## [Short exercise]
Identify the lines that contain the word "identité" and copy each one.

· · · · · · ·

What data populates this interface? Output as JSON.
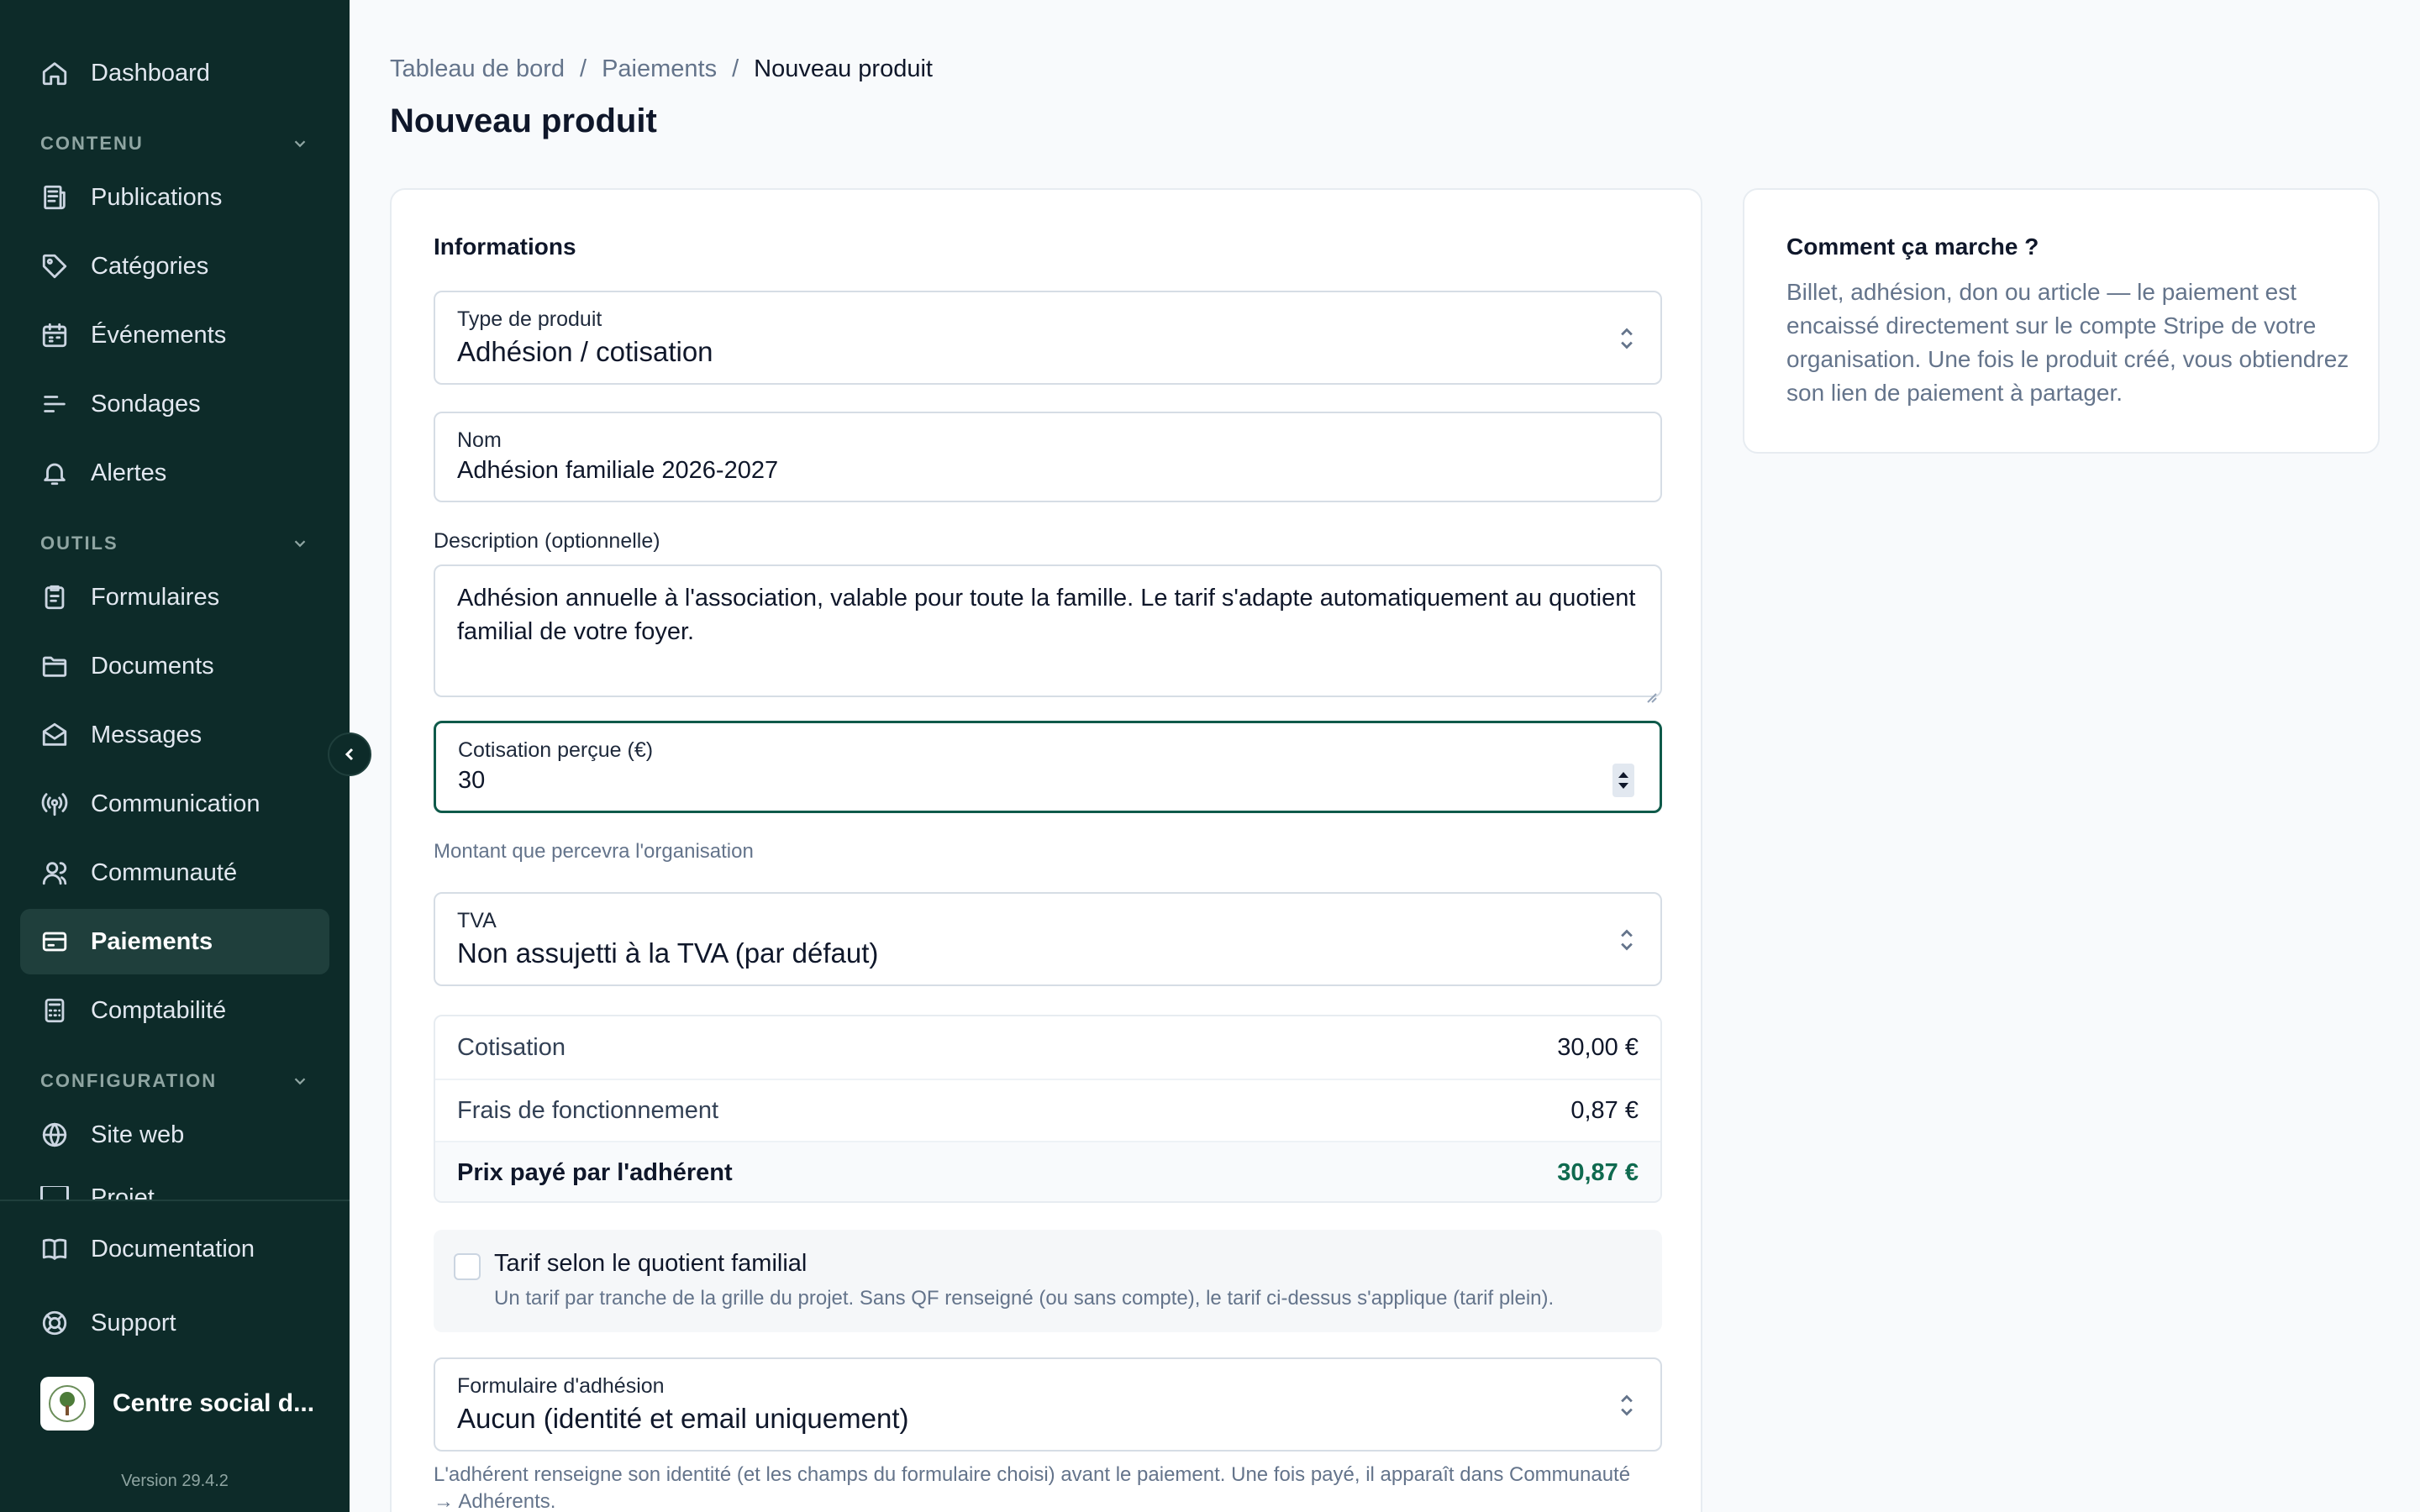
{
  "sidebar": {
    "top_item": {
      "label": "Dashboard",
      "icon": "home-icon"
    },
    "sections": [
      {
        "title": "CONTENU",
        "items": [
          {
            "label": "Publications",
            "icon": "newspaper-icon"
          },
          {
            "label": "Catégories",
            "icon": "tag-icon"
          },
          {
            "label": "Événements",
            "icon": "calendar-icon"
          },
          {
            "label": "Sondages",
            "icon": "poll-icon"
          },
          {
            "label": "Alertes",
            "icon": "bell-icon"
          }
        ]
      },
      {
        "title": "OUTILS",
        "items": [
          {
            "label": "Formulaires",
            "icon": "clipboard-icon"
          },
          {
            "label": "Documents",
            "icon": "folder-icon"
          },
          {
            "label": "Messages",
            "icon": "mail-icon"
          },
          {
            "label": "Communication",
            "icon": "broadcast-icon"
          },
          {
            "label": "Communauté",
            "icon": "users-icon"
          },
          {
            "label": "Paiements",
            "icon": "credit-card-icon",
            "active": true
          },
          {
            "label": "Comptabilité",
            "icon": "calculator-icon"
          }
        ]
      },
      {
        "title": "CONFIGURATION",
        "items": [
          {
            "label": "Site web",
            "icon": "globe-icon"
          },
          {
            "label": "Projet",
            "icon": "project-icon"
          }
        ]
      }
    ],
    "bottom_items": [
      {
        "label": "Documentation",
        "icon": "book-icon"
      },
      {
        "label": "Support",
        "icon": "lifebuoy-icon"
      }
    ],
    "org_name": "Centre social d...",
    "version": "Version 29.4.2"
  },
  "breadcrumb": {
    "items": [
      "Tableau de bord",
      "Paiements",
      "Nouveau produit"
    ],
    "separator": "/"
  },
  "page_title": "Nouveau produit",
  "form": {
    "section_title": "Informations",
    "product_type": {
      "label": "Type de produit",
      "value": "Adhésion / cotisation"
    },
    "name": {
      "label": "Nom",
      "value": "Adhésion familiale 2026-2027"
    },
    "description": {
      "label": "Description (optionnelle)",
      "value": "Adhésion annuelle à l'association, valable pour toute la famille. Le tarif s'adapte automatiquement au quotient familial de votre foyer."
    },
    "amount": {
      "label": "Cotisation perçue (€)",
      "value": "30",
      "hint": "Montant que percevra l'organisation"
    },
    "vat": {
      "label": "TVA",
      "value": "Non assujetti à la TVA (par défaut)"
    },
    "summary": [
      {
        "label": "Cotisation",
        "value": "30,00 €"
      },
      {
        "label": "Frais de fonctionnement",
        "value": "0,87 €"
      },
      {
        "label": "Prix payé par l'adhérent",
        "value": "30,87 €"
      }
    ],
    "qf": {
      "title": "Tarif selon le quotient familial",
      "description": "Un tarif par tranche de la grille du projet. Sans QF renseigné (ou sans compte), le tarif ci-dessus s'applique (tarif plein).",
      "checked": false
    },
    "membership_form": {
      "label": "Formulaire d'adhésion",
      "value": "Aucun (identité et email uniquement)"
    },
    "footer_text": "L'adhérent renseigne son identité (et les champs du formulaire choisi) avant le paiement. Une fois payé, il apparaît dans Communauté → Adhérents."
  },
  "help": {
    "title": "Comment ça marche ?",
    "text": "Billet, adhésion, don ou article — le paiement est encaissé directement sur le compte Stripe de votre organisation. Une fois le produit créé, vous obtiendrez son lien de paiement à partager."
  },
  "colors": {
    "sidebar_bg": "#0d2b29",
    "accent": "#0f5a4a",
    "total_green": "#0f6a4f"
  }
}
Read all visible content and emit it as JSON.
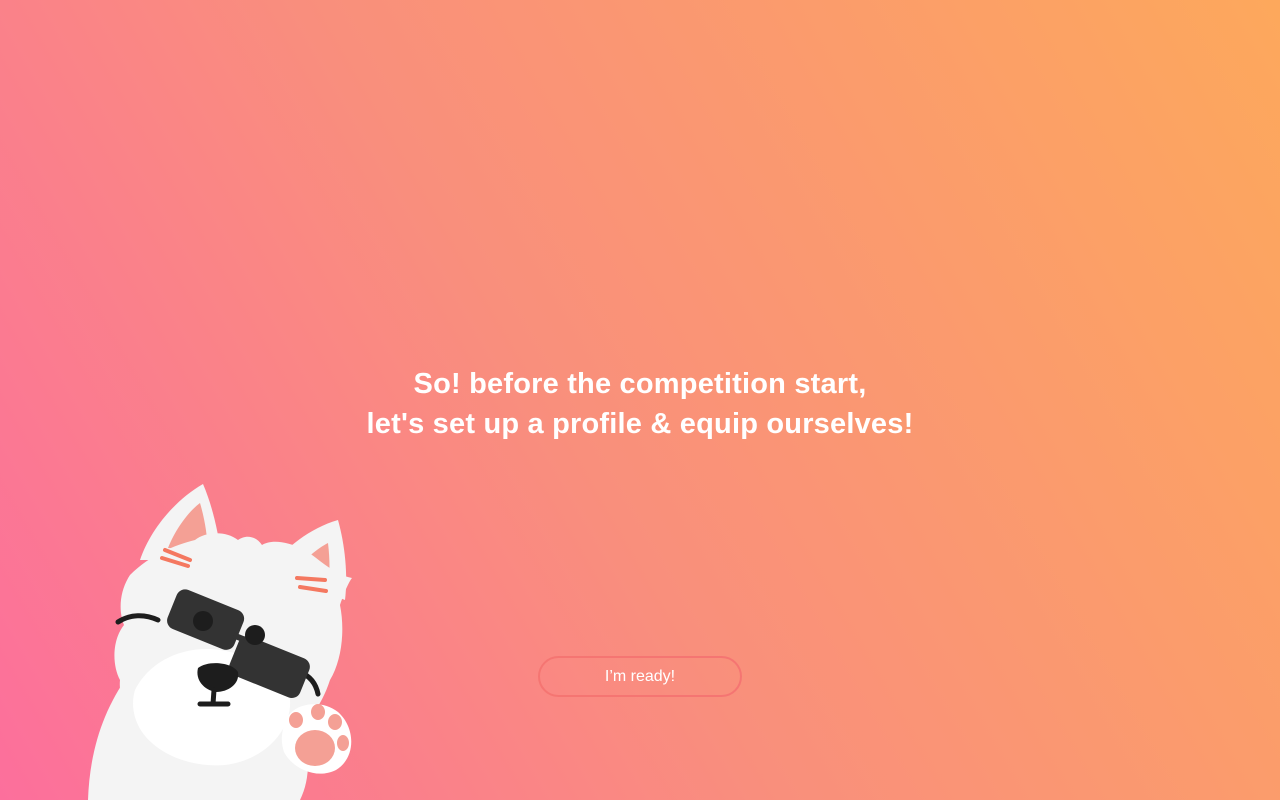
{
  "intro": {
    "line1": "So! before the competition start,",
    "line2": "let's set up a profile & equip ourselves!"
  },
  "ready_button": {
    "label": "I’m ready!"
  },
  "colors": {
    "gradient_start": "#fc6f9c",
    "gradient_mid": "#f98f7c",
    "gradient_end": "#fda85c",
    "button_border": "#f57572",
    "text": "#ffffff"
  },
  "mascot": {
    "icon": "dog-with-sunglasses-icon"
  }
}
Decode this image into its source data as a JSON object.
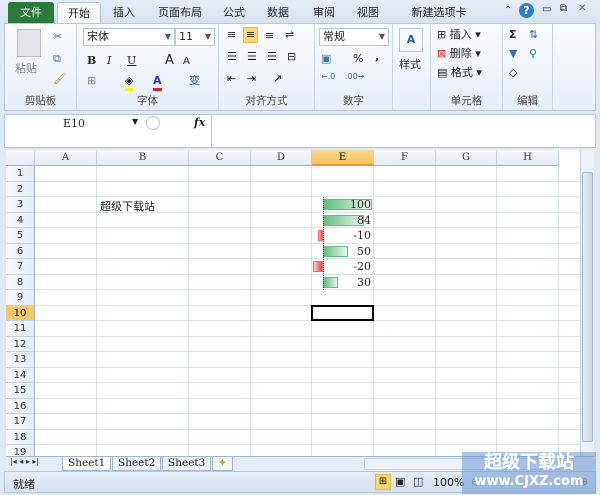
{
  "tabs": [
    "文件",
    "开始",
    "插入",
    "页面布局",
    "公式",
    "数据",
    "审阅",
    "视图",
    "新建选项卡"
  ],
  "clipboard": {
    "paste": "粘贴",
    "label": "剪贴板"
  },
  "font": {
    "name": "宋体",
    "size": "11",
    "label": "字体",
    "bold": "B",
    "italic": "I",
    "underline": "U"
  },
  "alignment": {
    "label": "对齐方式"
  },
  "number": {
    "format": "常规",
    "label": "数字",
    "percent": "%",
    "comma": ","
  },
  "styles": {
    "label": "样式"
  },
  "cells": {
    "insert": "插入",
    "delete": "删除",
    "format": "格式",
    "label": "单元格"
  },
  "editing": {
    "label": "编辑",
    "sum": "Σ"
  },
  "formula_bar": {
    "name_box": "E10",
    "fx": "fx",
    "value": ""
  },
  "columns": [
    "A",
    "B",
    "C",
    "D",
    "E",
    "F",
    "G",
    "H"
  ],
  "selected_column": "E",
  "rows": [
    "1",
    "2",
    "3",
    "4",
    "5",
    "6",
    "7",
    "8",
    "9",
    "10",
    "11",
    "12",
    "13",
    "14",
    "15",
    "16",
    "17",
    "18",
    "19"
  ],
  "selected_row": "10",
  "cells_data": {
    "B3": "超级下载站",
    "E3": "100",
    "E4": "84",
    "E5": "-10",
    "E6": "50",
    "E7": "-20",
    "E8": "30"
  },
  "databar_values": [
    100,
    84,
    -10,
    50,
    -20,
    30
  ],
  "sheets": [
    "Sheet1",
    "Sheet2",
    "Sheet3"
  ],
  "active_sheet": "Sheet1",
  "status": {
    "ready": "就绪",
    "zoom": "100%"
  },
  "watermark": {
    "line1": "超级下载站",
    "line2": "www.CJXZ.com"
  }
}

· · · · · · ·

## [Final answer]
      "value": "Aucun (identité et email uniquement)"
    "footer_text": "L'adhérent renseigne son identité (et les champs du formulaire choisi) avant le paiement. Une fois payé, il apparaît dans Communauté → Adhérents."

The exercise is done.